- _SET EXERCISE_
Give the total number of lines with the word "JSON" in them, and no other words.

- _TASK DATA_
——

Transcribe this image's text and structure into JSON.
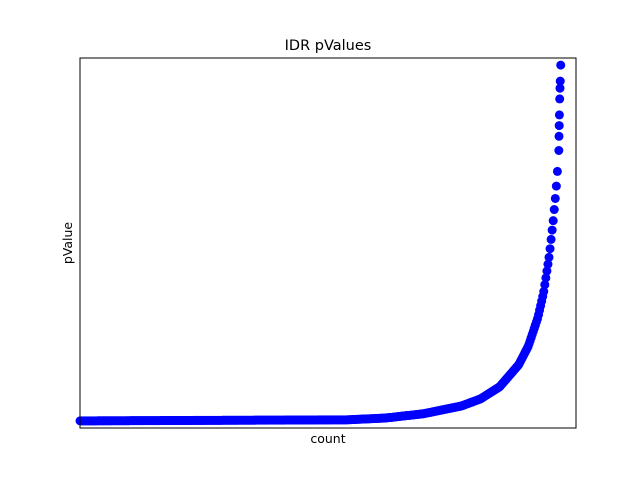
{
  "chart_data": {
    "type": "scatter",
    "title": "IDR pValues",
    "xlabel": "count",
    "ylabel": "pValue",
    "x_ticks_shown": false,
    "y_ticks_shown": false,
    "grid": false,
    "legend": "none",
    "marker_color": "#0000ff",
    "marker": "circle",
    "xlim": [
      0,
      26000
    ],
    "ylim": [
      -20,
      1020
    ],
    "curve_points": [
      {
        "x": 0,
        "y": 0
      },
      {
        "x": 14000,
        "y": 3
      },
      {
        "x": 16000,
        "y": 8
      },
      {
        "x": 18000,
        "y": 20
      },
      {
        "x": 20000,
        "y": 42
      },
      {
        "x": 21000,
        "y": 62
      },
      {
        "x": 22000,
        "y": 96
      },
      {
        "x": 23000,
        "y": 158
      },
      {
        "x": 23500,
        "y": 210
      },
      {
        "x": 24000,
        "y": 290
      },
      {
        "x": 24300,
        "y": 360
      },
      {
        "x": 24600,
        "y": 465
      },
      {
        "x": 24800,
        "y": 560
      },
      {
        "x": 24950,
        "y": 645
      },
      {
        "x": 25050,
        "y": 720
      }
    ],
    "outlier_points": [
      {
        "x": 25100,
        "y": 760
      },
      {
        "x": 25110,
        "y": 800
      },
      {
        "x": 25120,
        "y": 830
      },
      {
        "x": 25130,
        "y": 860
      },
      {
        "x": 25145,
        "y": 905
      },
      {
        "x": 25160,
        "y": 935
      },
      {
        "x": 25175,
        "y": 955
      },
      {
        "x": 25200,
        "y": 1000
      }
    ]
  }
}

——

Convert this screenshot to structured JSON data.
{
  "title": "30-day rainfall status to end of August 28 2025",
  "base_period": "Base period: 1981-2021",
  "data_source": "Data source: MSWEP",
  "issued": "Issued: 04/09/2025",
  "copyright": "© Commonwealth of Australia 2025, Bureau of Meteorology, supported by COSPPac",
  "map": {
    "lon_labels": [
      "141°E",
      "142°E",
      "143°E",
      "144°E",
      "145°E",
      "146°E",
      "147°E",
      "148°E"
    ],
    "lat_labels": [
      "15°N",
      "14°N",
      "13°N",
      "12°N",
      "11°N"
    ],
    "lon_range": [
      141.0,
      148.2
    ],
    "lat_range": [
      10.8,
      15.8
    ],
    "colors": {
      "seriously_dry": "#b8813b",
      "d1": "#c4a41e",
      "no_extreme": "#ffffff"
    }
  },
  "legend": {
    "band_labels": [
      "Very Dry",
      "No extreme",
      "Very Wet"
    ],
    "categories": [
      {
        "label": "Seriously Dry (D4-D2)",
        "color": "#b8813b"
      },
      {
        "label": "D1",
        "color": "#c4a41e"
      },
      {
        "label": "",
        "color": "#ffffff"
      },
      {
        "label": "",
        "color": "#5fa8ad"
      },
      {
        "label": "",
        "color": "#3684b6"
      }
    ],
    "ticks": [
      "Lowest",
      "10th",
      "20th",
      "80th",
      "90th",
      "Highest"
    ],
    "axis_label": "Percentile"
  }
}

——

- _FULL SOLUTION_
2